● **What is needed**: Where the word "weibull" occurs in a line, return that line.

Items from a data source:
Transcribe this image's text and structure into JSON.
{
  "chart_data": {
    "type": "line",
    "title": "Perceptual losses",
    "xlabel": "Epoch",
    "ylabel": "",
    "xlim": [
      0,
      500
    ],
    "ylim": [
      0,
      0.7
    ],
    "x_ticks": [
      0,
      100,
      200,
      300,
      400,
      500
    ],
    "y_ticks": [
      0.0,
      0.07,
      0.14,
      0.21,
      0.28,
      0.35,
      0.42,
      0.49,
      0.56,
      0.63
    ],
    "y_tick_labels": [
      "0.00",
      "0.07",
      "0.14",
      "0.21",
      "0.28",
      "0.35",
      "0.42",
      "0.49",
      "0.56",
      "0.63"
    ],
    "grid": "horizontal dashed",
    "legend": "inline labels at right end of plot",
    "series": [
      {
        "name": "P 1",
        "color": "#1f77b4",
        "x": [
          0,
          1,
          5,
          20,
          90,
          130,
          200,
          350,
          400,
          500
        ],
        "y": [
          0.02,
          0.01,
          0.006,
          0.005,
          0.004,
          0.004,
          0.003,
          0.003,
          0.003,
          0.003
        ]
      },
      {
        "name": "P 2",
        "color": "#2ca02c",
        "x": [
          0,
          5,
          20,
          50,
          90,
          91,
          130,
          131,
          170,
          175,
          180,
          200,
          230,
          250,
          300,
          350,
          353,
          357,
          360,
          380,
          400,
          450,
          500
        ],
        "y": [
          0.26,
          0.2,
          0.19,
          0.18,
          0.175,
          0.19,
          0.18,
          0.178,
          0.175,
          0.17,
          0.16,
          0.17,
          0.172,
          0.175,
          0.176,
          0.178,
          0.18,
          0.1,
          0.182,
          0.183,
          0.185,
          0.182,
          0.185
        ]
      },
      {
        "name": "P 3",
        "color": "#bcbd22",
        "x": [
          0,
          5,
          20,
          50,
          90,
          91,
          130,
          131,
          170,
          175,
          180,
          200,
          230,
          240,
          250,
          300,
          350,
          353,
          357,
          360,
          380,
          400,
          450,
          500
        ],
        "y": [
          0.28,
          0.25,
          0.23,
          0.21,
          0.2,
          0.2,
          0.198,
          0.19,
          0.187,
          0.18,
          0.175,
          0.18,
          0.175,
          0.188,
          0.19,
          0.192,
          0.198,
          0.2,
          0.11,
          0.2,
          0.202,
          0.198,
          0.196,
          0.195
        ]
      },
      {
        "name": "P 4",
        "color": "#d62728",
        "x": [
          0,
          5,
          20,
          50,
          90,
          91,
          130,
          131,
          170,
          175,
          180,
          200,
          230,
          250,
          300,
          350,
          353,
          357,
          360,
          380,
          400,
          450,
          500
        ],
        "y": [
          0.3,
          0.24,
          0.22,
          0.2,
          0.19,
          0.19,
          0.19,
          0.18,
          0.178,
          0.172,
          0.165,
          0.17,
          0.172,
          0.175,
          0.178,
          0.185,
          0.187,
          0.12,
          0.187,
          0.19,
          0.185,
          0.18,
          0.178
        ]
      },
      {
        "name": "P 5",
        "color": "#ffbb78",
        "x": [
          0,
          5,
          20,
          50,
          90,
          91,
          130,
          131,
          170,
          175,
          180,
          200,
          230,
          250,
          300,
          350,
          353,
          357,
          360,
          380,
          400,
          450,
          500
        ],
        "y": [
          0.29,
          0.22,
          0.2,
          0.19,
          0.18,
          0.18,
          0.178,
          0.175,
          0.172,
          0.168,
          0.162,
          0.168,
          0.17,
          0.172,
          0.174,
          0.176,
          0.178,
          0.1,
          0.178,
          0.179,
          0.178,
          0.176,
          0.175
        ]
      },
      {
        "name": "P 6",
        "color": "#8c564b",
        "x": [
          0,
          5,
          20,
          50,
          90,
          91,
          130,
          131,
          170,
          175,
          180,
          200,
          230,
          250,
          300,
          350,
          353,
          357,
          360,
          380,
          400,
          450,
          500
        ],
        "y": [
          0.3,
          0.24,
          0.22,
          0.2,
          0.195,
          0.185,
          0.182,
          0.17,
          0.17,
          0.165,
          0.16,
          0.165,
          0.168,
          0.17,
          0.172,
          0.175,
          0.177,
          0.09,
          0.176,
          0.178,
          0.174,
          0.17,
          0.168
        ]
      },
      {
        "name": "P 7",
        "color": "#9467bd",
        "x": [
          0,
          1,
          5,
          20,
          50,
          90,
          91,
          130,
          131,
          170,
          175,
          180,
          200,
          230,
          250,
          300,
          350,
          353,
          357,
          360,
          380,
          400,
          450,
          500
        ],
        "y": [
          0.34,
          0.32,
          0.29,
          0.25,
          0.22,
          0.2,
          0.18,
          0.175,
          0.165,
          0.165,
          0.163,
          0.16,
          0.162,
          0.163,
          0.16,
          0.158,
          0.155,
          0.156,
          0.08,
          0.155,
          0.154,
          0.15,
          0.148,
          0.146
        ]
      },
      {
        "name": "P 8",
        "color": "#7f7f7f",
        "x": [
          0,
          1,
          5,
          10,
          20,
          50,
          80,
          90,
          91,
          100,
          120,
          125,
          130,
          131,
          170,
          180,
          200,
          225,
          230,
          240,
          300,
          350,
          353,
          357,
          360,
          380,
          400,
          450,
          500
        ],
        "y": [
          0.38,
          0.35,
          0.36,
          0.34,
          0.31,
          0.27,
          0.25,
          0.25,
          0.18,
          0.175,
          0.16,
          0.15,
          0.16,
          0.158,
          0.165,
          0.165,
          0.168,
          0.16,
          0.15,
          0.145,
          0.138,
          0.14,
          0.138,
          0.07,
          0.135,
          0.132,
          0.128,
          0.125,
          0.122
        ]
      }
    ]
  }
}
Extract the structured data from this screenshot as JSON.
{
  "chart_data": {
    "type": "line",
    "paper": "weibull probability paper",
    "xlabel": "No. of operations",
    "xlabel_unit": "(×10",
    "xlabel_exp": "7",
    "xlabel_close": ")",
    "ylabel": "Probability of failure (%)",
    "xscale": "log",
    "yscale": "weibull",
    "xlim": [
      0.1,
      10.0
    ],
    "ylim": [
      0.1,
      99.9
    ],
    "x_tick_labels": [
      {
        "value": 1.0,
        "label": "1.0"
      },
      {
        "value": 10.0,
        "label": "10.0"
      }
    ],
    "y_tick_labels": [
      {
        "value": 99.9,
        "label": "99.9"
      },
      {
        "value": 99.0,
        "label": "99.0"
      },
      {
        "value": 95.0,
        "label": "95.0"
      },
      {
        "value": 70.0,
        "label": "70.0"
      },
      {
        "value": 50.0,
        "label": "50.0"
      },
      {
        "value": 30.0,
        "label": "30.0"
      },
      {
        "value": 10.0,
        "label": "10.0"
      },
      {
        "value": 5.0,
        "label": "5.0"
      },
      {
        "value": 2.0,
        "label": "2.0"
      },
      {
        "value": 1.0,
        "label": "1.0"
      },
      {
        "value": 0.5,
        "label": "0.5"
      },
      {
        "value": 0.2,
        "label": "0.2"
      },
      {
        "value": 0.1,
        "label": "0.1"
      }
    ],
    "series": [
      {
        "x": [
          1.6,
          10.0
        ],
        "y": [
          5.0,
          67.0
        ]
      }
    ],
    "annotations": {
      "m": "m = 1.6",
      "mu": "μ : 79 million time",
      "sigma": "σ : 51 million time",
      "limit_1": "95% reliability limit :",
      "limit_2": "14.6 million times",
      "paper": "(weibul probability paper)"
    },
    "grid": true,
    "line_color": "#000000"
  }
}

● **Output for this exercise**:
    "paper": "weibull probability paper",
    "yscale": "weibull",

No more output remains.